◆ **Exercise directions**
Using the records below, locate all lines containing "into" and return them.

Data entries for graphics:

#####

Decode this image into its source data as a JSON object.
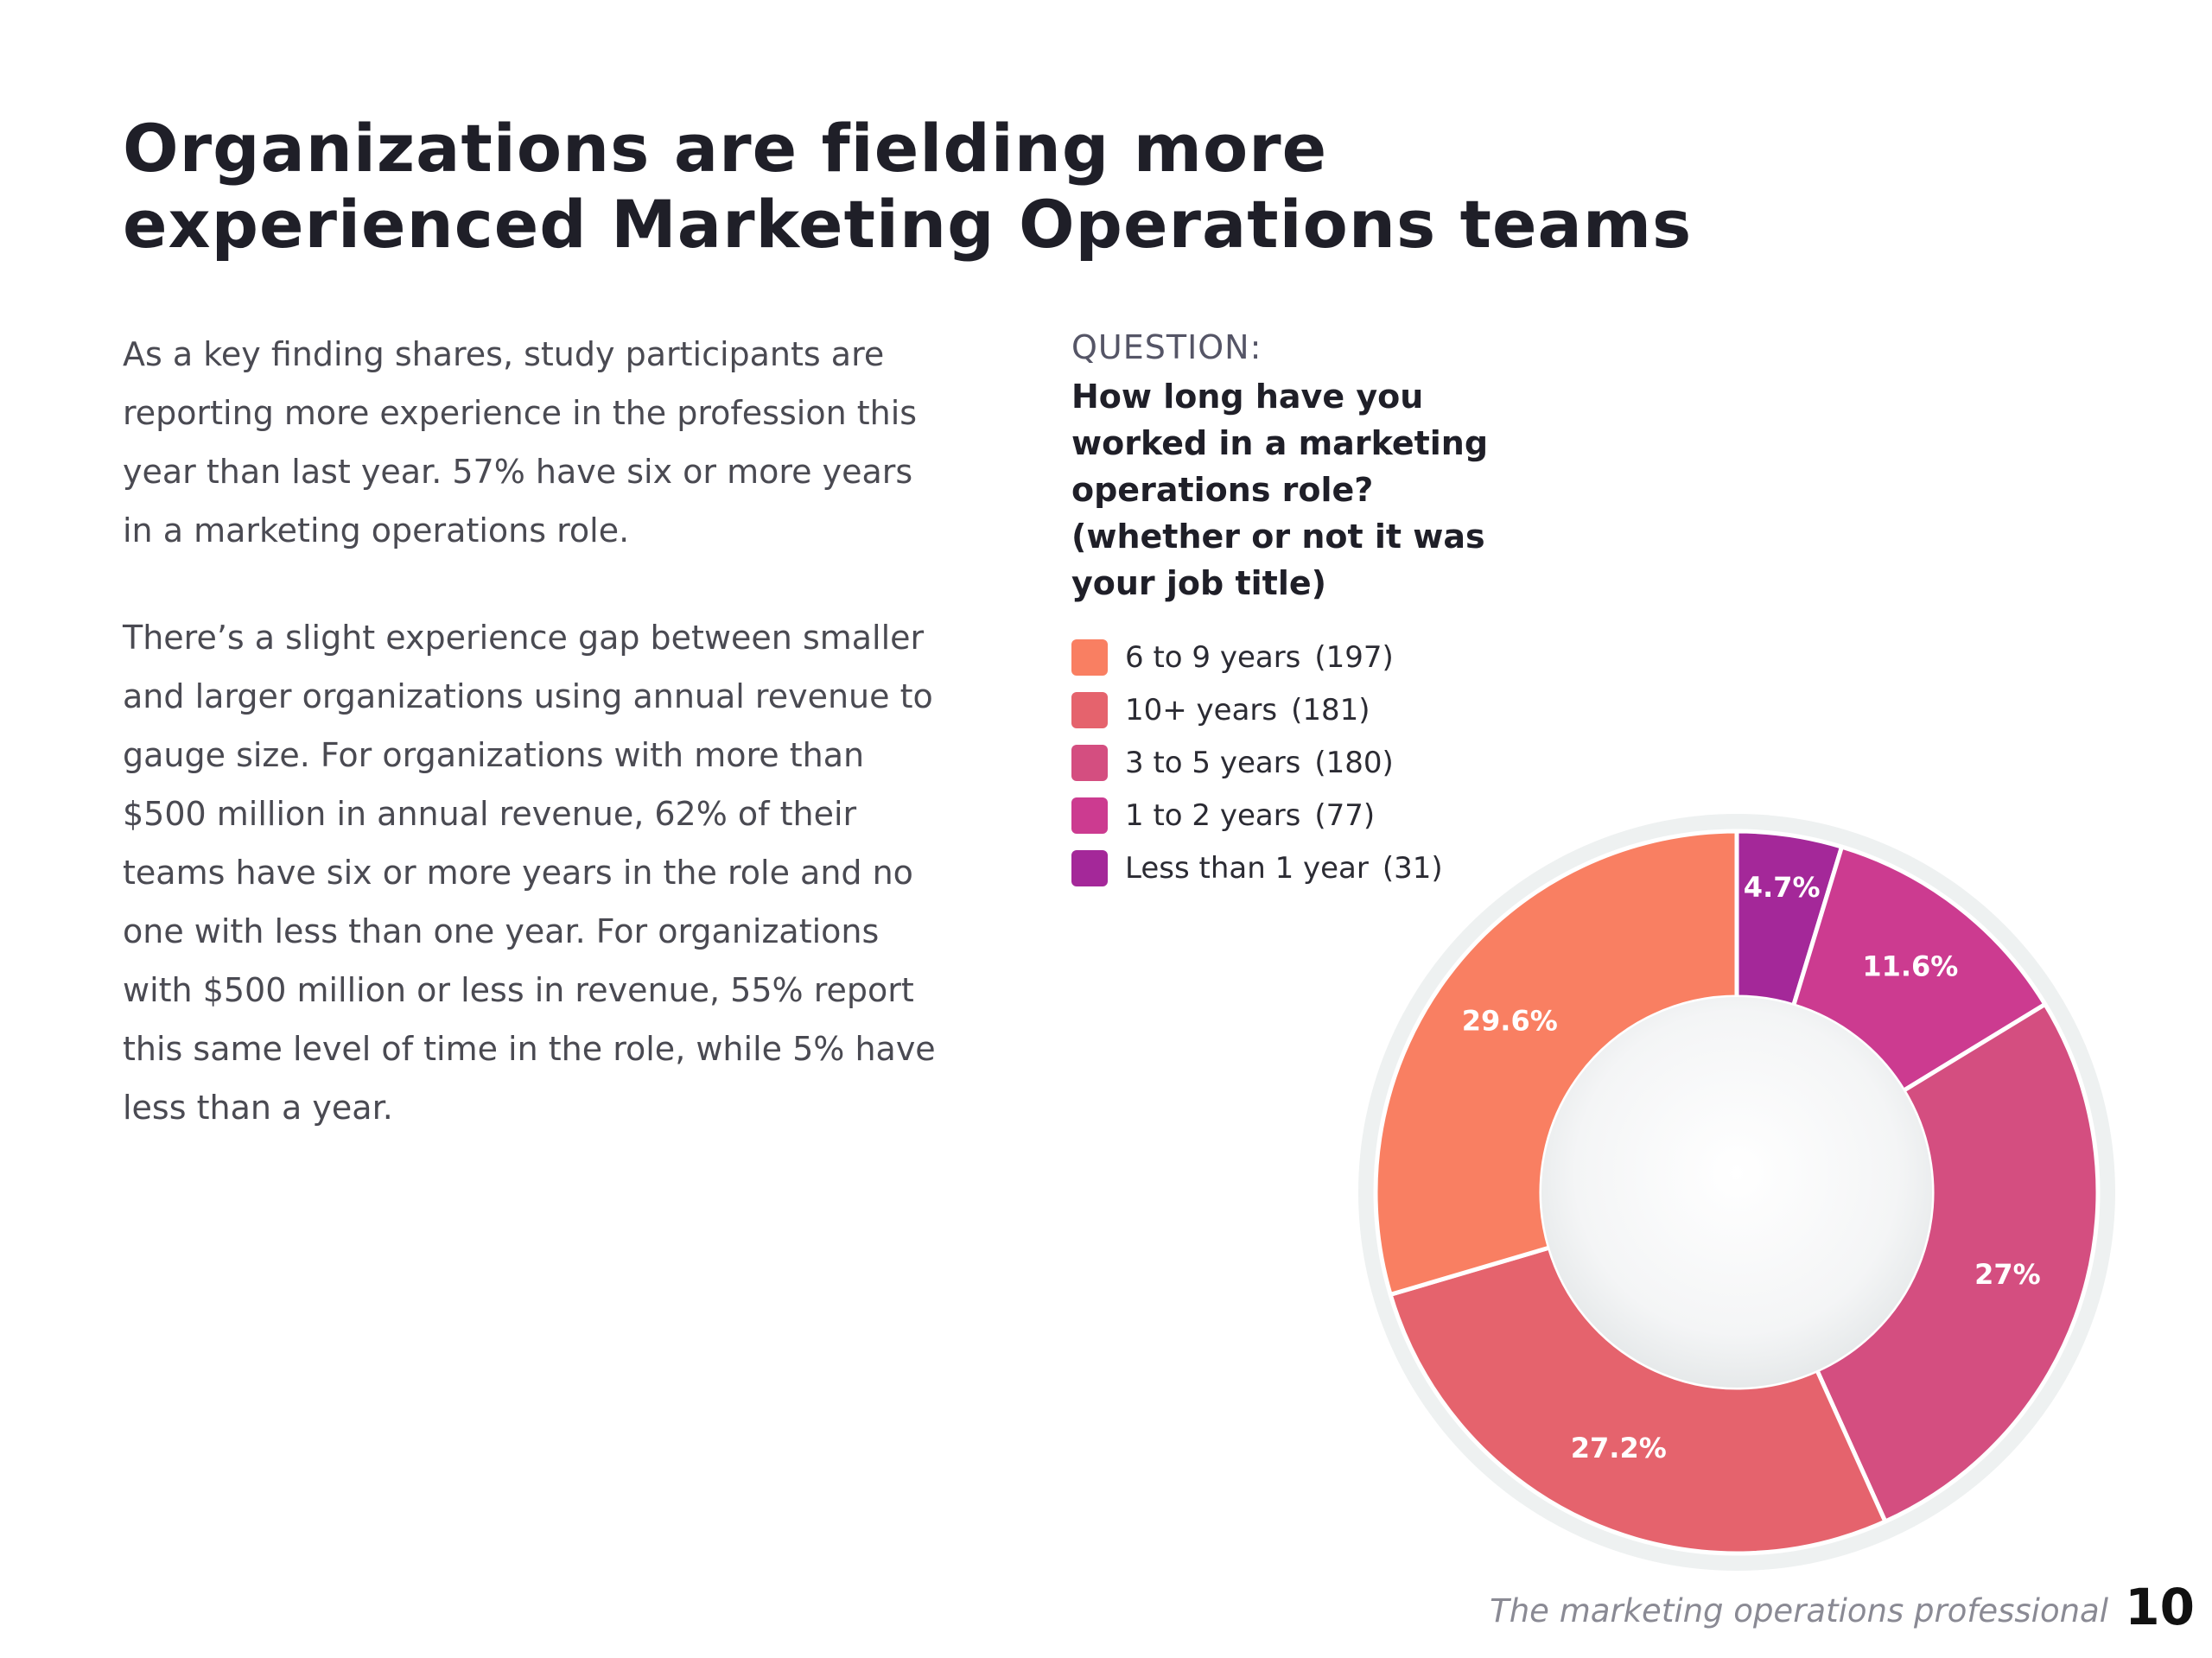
{
  "title": {
    "line1": "Organizations are fielding more",
    "line2": "experienced Marketing Operations teams"
  },
  "body": {
    "paragraph1": "As a key finding shares, study participants are reporting more experience in the profession this year than last year. 57% have six or more years in a marketing operations role.",
    "paragraph2": "There’s a slight experience gap between smaller and larger organizations using annual revenue to gauge size. For organizations with more than $500 million in annual revenue, 62% of their teams have six or more years in the role and no one with less than one year. For organizations with $500 million or less in revenue, 55% report this same level of time in the role, while 5% have less than a year."
  },
  "question": {
    "label": "QUESTION:",
    "text": "How long have you worked in a marketing operations role? (whether or not it was your job title)"
  },
  "chart_data": {
    "type": "pie",
    "variant": "donut",
    "title": "How long have you worked in a marketing operations role? (whether or not it was your job title)",
    "categories": [
      "6 to 9 years",
      "10+ years",
      "3 to 5 years",
      "1 to 2 years",
      "Less than 1 year"
    ],
    "counts": [
      197,
      181,
      180,
      77,
      31
    ],
    "count_labels": [
      "(197)",
      "(181)",
      "(180)",
      "(77)",
      "(31)"
    ],
    "values": [
      29.6,
      27.2,
      27,
      11.6,
      4.7
    ],
    "value_labels": [
      "29.6%",
      "27.2%",
      "27%",
      "11.6%",
      "4.7%"
    ],
    "colors": [
      "#f97f62",
      "#e5636d",
      "#d44e80",
      "#cc3b90",
      "#a42899"
    ],
    "legend_position": "top-left"
  },
  "footer": {
    "text": "The marketing operations professional",
    "page_number": "10"
  }
}
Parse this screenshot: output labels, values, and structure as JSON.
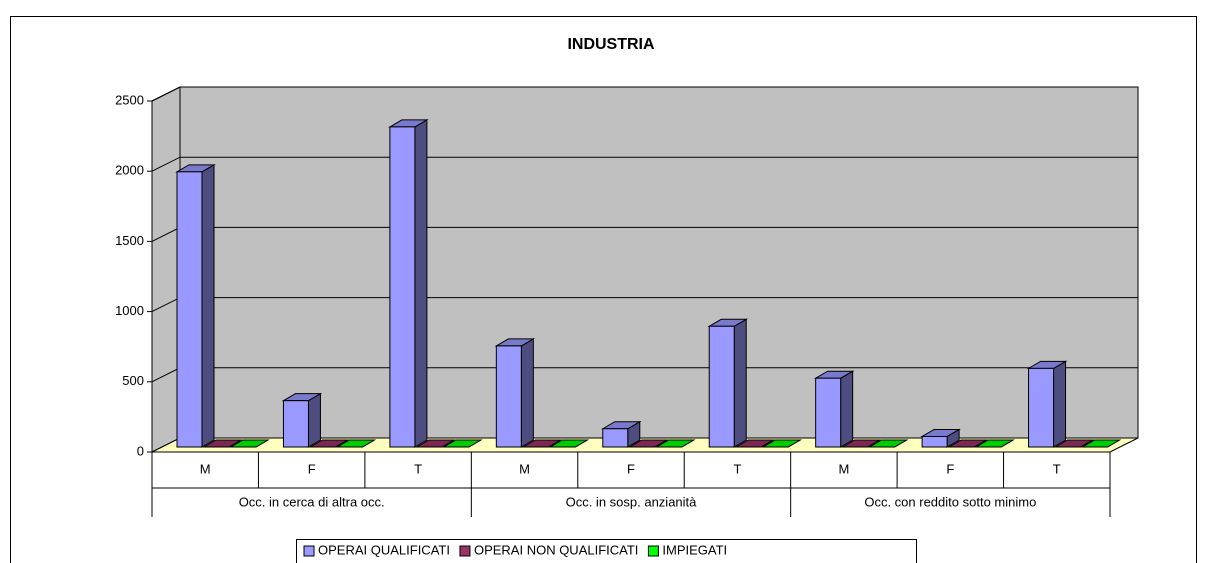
{
  "chart_data": {
    "type": "bar3d",
    "title": "INDUSTRIA",
    "categories": [
      "M",
      "F",
      "T",
      "M",
      "F",
      "T",
      "M",
      "F",
      "T"
    ],
    "groups": [
      "Occ. in cerca di altra occ.",
      "Occ. in sosp. anzianità",
      "Occ. con reddito sotto minimo"
    ],
    "series": [
      {
        "name": "OPERAI QUALIFICATI",
        "color": "#9999ff",
        "values": [
          1960,
          330,
          2280,
          720,
          130,
          860,
          490,
          75,
          560
        ]
      },
      {
        "name": "OPERAI NON QUALIFICATI",
        "color": "#993366",
        "values": [
          0,
          0,
          0,
          0,
          0,
          0,
          0,
          0,
          0
        ]
      },
      {
        "name": "IMPIEGATI",
        "color": "#00ff00",
        "values": [
          0,
          0,
          0,
          0,
          0,
          0,
          0,
          0,
          0
        ]
      }
    ],
    "ylim": [
      0,
      2500
    ],
    "yticks": [
      0,
      500,
      1000,
      1500,
      2000,
      2500
    ],
    "grid": true,
    "legend": "bottom"
  }
}
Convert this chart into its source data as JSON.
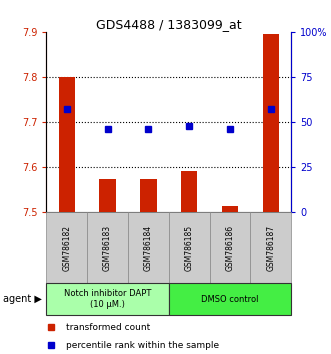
{
  "title": "GDS4488 / 1383099_at",
  "samples": [
    "GSM786182",
    "GSM786183",
    "GSM786184",
    "GSM786185",
    "GSM786186",
    "GSM786187"
  ],
  "bar_values": [
    7.8,
    7.575,
    7.575,
    7.592,
    7.515,
    7.895
  ],
  "bar_baseline": 7.5,
  "percentile_values": [
    57,
    46,
    46,
    48,
    46,
    57
  ],
  "ylim_left": [
    7.5,
    7.9
  ],
  "ylim_right": [
    0,
    100
  ],
  "yticks_left": [
    7.5,
    7.6,
    7.7,
    7.8,
    7.9
  ],
  "ytick_labels_left": [
    "7.5",
    "7.6",
    "7.7",
    "7.8",
    "7.9"
  ],
  "yticks_right": [
    0,
    25,
    50,
    75,
    100
  ],
  "ytick_labels_right": [
    "0",
    "25",
    "50",
    "75",
    "100%"
  ],
  "hlines": [
    7.6,
    7.7,
    7.8
  ],
  "bar_color": "#cc2200",
  "dot_color": "#0000cc",
  "agent_groups": [
    {
      "label": "Notch inhibitor DAPT\n(10 μM.)",
      "start": 0,
      "end": 3,
      "color": "#aaffaa"
    },
    {
      "label": "DMSO control",
      "start": 3,
      "end": 6,
      "color": "#44ee44"
    }
  ],
  "sample_box_color": "#cccccc",
  "legend_bar_label": "transformed count",
  "legend_dot_label": "percentile rank within the sample",
  "agent_label": "agent",
  "bar_width": 0.4
}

#####

◆ **Completed exercise**
Decode this image into its source data as a JSON object.
Convert this chart into its source data as JSON.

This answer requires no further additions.